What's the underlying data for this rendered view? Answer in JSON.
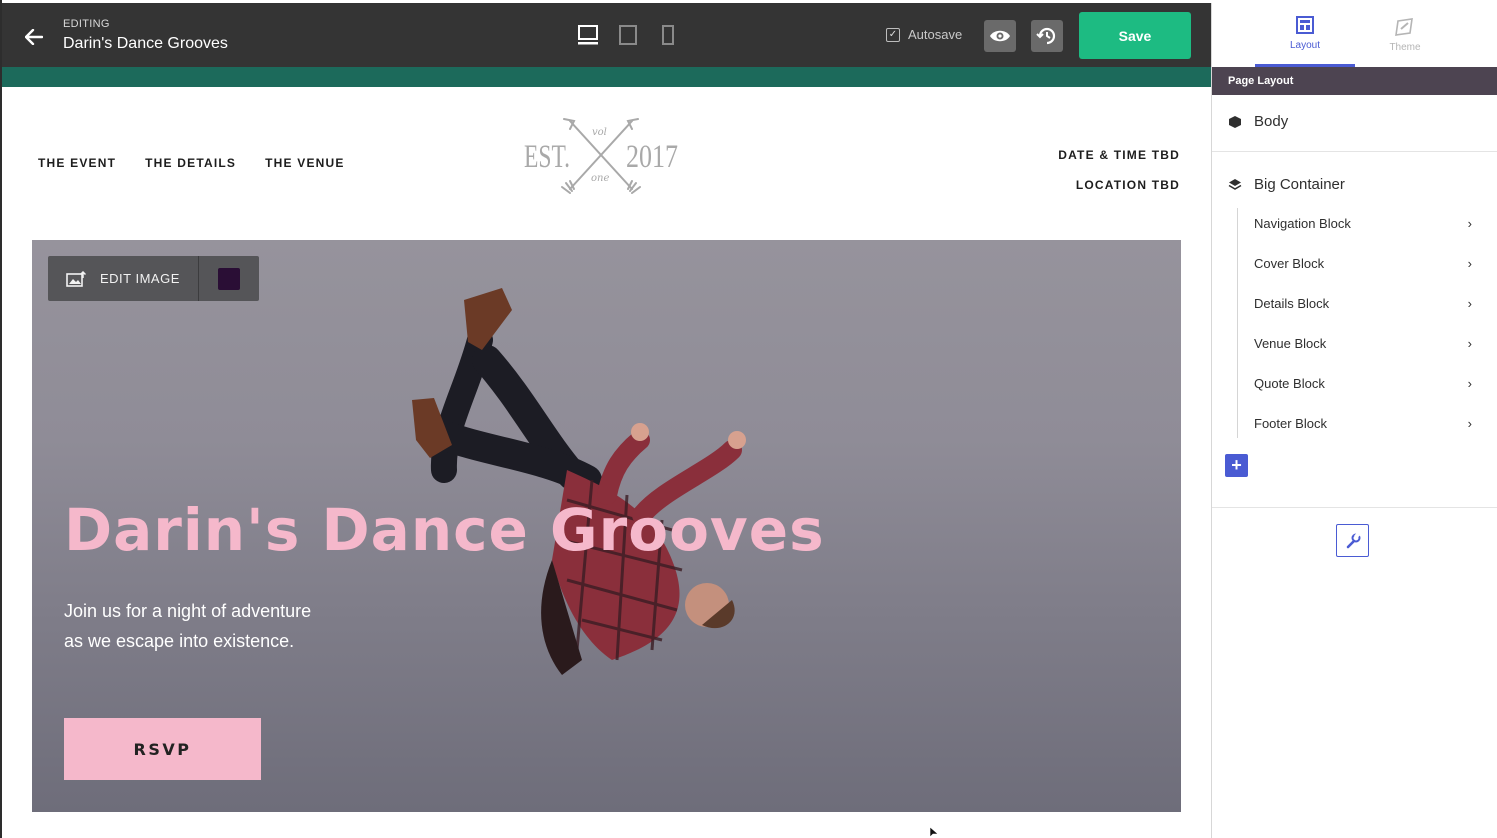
{
  "editor": {
    "editing_label": "EDITING",
    "doc_title": "Darin's Dance Grooves",
    "autosave_label": "Autosave",
    "save_label": "Save"
  },
  "site": {
    "nav": [
      "THE EVENT",
      "THE DETAILS",
      "THE VENUE"
    ],
    "date_time": "DATE & TIME TBD",
    "location": "LOCATION TBD",
    "logo": {
      "est": "EST.",
      "year": "2017",
      "top_script": "vol",
      "bottom_script": "one"
    }
  },
  "cover": {
    "edit_image_label": "EDIT IMAGE",
    "title": "Darin's Dance Grooves",
    "subtitle_line1": "Join us for a night of adventure",
    "subtitle_line2": "as we escape into existence.",
    "rsvp_label": "RSVP",
    "swatch_color": "#2a0e35",
    "title_color": "#f5b8cb"
  },
  "panel": {
    "tabs": [
      {
        "label": "Layout",
        "icon": "layout-icon",
        "active": true
      },
      {
        "label": "Theme",
        "icon": "theme-icon",
        "active": false
      }
    ],
    "section_title": "Page Layout",
    "body_label": "Body",
    "container_label": "Big Container",
    "blocks": [
      "Navigation Block",
      "Cover Block",
      "Details Block",
      "Venue Block",
      "Quote Block",
      "Footer Block"
    ]
  },
  "colors": {
    "topbar": "#343434",
    "save": "#1dbb82",
    "accent": "#4a5bd3",
    "teal_strip": "#1c6a5b"
  }
}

• [What is expected]: Report only how many lines in the entries contain "Grooves".

• [Response to the exercise]: 2